>> Start

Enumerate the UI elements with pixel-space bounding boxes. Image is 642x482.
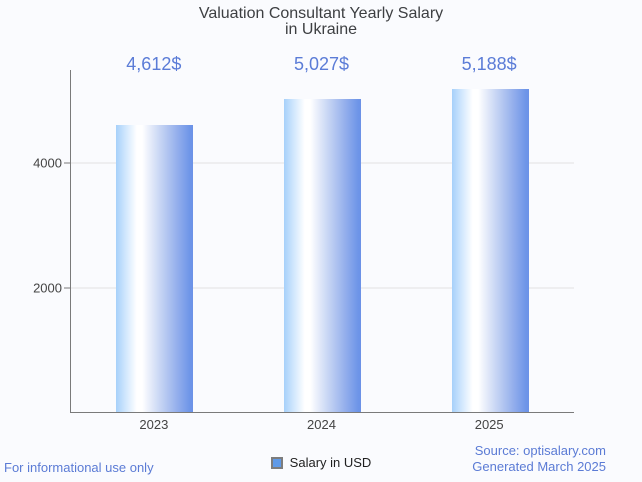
bar[interactable] [116,125,194,412]
y-tick-mark [64,162,70,164]
bar-value-label: 5,188$ [461,54,517,74]
y-tick-label: 4000 [33,155,62,171]
chart-title: Valuation Consultant Yearly Salary in Uk… [0,6,642,38]
x-axis-label: 2023 [139,417,169,432]
y-tick-mark [64,287,70,289]
bar-column [406,70,574,412]
bar-value-labels: 4,612$ 5,027$ 5,188$ [70,53,573,77]
generated-text: Generated March 2025 [472,458,606,474]
y-tick-label: 2000 [33,280,62,296]
bar[interactable] [284,99,361,412]
x-axis-label: 2025 [474,417,504,432]
source-text: Source: optisalary.com [474,443,606,458]
y-tick: 2000 [33,280,70,295]
y-tick: 4000 [33,156,70,171]
bar-value-label: 5,027$ [293,54,350,74]
chart-title-line1: Valuation Consultant Yearly Salary [198,5,444,22]
legend-label: Salary in USD [289,455,372,470]
bar-value-label: 4,612$ [126,54,182,74]
bar[interactable] [451,89,529,412]
x-axis-label: 2024 [307,417,336,432]
source-block: Source: optisalary.com Generated March 2… [472,443,606,474]
legend-marker-icon [270,456,283,469]
x-axis-labels: 2023 2024 2025 [70,417,573,432]
legend: Salary in USD [0,455,642,470]
plot-area [70,70,574,413]
bars-container [71,70,574,412]
disclaimer-text: For informational use only [4,460,154,475]
bar-column [239,70,407,412]
bar-column [71,70,239,412]
chart-title-line2: in Ukraine [284,21,358,38]
y-axis: 2000 4000 [0,70,70,412]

>> End

Request: Copy out the entries above word for word and line for line, leaving out the picture.

Answer to this exercise:
Enumerate the UI elements with pixel-space bounding boxes. Image is 642x482.
bar[interactable] [116,125,194,412]
y-tick-mark [64,162,70,164]
bar-value-label: 5,188$ [461,54,517,74]
y-tick-label: 4000 [33,155,62,171]
chart-title: Valuation Consultant Yearly Salary in Uk… [0,6,642,38]
x-axis-label: 2023 [139,417,169,432]
y-tick-mark [64,287,70,289]
bar-column [406,70,574,412]
bar-value-labels: 4,612$ 5,027$ 5,188$ [70,53,573,77]
generated-text: Generated March 2025 [472,458,606,474]
y-tick-label: 2000 [33,280,62,296]
bar[interactable] [284,99,361,412]
x-axis-label: 2025 [474,417,504,432]
source-text: Source: optisalary.com [474,443,606,458]
y-tick: 2000 [33,280,70,295]
y-tick: 4000 [33,156,70,171]
bar-value-label: 5,027$ [293,54,350,74]
chart-title-line1: Valuation Consultant Yearly Salary [198,5,444,22]
legend-label: Salary in USD [289,455,372,470]
bar-value-label: 4,612$ [126,54,182,74]
bar[interactable] [451,89,529,412]
x-axis-label: 2024 [307,417,336,432]
source-block: Source: optisalary.com Generated March 2… [472,443,606,474]
legend-marker-icon [270,456,283,469]
x-axis-labels: 2023 2024 2025 [70,417,573,432]
legend: Salary in USD [0,455,642,470]
plot-area [70,70,574,413]
bars-container [71,70,574,412]
disclaimer-text: For informational use only [4,460,154,475]
bar-column [239,70,407,412]
bar-column [71,70,239,412]
chart-title-line2: in Ukraine [284,21,358,38]
y-axis: 2000 4000 [0,70,70,412]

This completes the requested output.